## Work request
Your answer must match the data word for word.

## Extracted material
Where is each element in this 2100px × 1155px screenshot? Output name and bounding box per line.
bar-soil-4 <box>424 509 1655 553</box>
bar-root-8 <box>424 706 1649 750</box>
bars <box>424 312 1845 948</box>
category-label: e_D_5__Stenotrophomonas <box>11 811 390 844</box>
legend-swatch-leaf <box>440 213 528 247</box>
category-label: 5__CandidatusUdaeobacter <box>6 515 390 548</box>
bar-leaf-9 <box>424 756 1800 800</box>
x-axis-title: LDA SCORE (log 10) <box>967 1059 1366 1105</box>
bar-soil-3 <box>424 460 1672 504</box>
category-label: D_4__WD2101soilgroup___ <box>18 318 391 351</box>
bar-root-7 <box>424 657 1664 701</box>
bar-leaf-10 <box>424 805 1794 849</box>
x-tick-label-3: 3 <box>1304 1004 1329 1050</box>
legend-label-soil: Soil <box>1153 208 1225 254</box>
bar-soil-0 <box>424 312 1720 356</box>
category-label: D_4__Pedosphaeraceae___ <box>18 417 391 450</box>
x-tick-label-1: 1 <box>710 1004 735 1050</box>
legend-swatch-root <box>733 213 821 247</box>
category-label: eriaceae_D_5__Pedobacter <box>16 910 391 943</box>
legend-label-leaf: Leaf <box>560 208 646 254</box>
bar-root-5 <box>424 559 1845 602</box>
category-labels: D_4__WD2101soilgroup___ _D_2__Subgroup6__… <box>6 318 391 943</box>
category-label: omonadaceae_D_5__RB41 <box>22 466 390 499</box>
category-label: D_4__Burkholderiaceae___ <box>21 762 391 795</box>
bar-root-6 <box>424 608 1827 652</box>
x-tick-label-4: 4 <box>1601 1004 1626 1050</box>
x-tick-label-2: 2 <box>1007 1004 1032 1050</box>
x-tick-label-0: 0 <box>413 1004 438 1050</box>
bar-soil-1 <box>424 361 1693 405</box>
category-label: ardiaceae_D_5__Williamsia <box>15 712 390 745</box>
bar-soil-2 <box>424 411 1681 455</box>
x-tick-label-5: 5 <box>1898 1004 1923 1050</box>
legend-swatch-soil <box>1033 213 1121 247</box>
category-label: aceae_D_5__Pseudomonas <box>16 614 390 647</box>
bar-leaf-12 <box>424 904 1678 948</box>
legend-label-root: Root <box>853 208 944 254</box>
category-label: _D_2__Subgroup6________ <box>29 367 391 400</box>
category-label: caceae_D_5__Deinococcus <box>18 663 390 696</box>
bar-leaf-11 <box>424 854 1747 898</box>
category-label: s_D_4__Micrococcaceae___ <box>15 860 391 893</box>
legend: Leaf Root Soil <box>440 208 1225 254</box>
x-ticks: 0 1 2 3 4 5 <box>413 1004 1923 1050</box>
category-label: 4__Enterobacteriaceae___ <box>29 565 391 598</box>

## Answer section
Where is each element in this 2100px × 1155px screenshot? Output name and bounding box per line.
bar-soil-4 <box>424 509 1655 553</box>
bar-root-8 <box>424 706 1649 750</box>
bars <box>424 312 1845 948</box>
category-label: e_D_5__Stenotrophomonas <box>11 811 390 844</box>
legend-swatch-leaf <box>440 213 528 247</box>
category-label: 5__CandidatusUdaeobacter <box>6 515 390 548</box>
bar-leaf-9 <box>424 756 1800 800</box>
x-axis-title: LDA SCORE (log 10) <box>967 1059 1366 1105</box>
bar-soil-3 <box>424 460 1672 504</box>
category-label: D_4__WD2101soilgroup___ <box>18 318 391 351</box>
bar-root-7 <box>424 657 1664 701</box>
bar-leaf-10 <box>424 805 1794 849</box>
x-tick-label-3: 3 <box>1304 1004 1329 1050</box>
legend-label-soil: Soil <box>1153 208 1225 254</box>
bar-soil-0 <box>424 312 1720 356</box>
category-label: D_4__Pedosphaeraceae___ <box>18 417 391 450</box>
x-tick-label-1: 1 <box>710 1004 735 1050</box>
legend-swatch-root <box>733 213 821 247</box>
category-label: eriaceae_D_5__Pedobacter <box>16 910 391 943</box>
legend-label-leaf: Leaf <box>560 208 646 254</box>
bar-root-5 <box>424 559 1845 602</box>
category-labels: D_4__WD2101soilgroup___ _D_2__Subgroup6__… <box>6 318 391 943</box>
category-label: omonadaceae_D_5__RB41 <box>22 466 390 499</box>
category-label: D_4__Burkholderiaceae___ <box>21 762 391 795</box>
bar-root-6 <box>424 608 1827 652</box>
x-tick-label-4: 4 <box>1601 1004 1626 1050</box>
x-tick-label-2: 2 <box>1007 1004 1032 1050</box>
x-tick-label-0: 0 <box>413 1004 438 1050</box>
bar-soil-1 <box>424 361 1693 405</box>
category-label: ardiaceae_D_5__Williamsia <box>15 712 390 745</box>
bar-soil-2 <box>424 411 1681 455</box>
x-tick-label-5: 5 <box>1898 1004 1923 1050</box>
legend-swatch-soil <box>1033 213 1121 247</box>
category-label: aceae_D_5__Pseudomonas <box>16 614 390 647</box>
bar-leaf-12 <box>424 904 1678 948</box>
legend-label-root: Root <box>853 208 944 254</box>
category-label: _D_2__Subgroup6________ <box>29 367 391 400</box>
category-label: caceae_D_5__Deinococcus <box>18 663 390 696</box>
bar-leaf-11 <box>424 854 1747 898</box>
category-label: s_D_4__Micrococcaceae___ <box>15 860 391 893</box>
legend: Leaf Root Soil <box>440 208 1225 254</box>
x-ticks: 0 1 2 3 4 5 <box>413 1004 1923 1050</box>
category-label: 4__Enterobacteriaceae___ <box>29 565 391 598</box>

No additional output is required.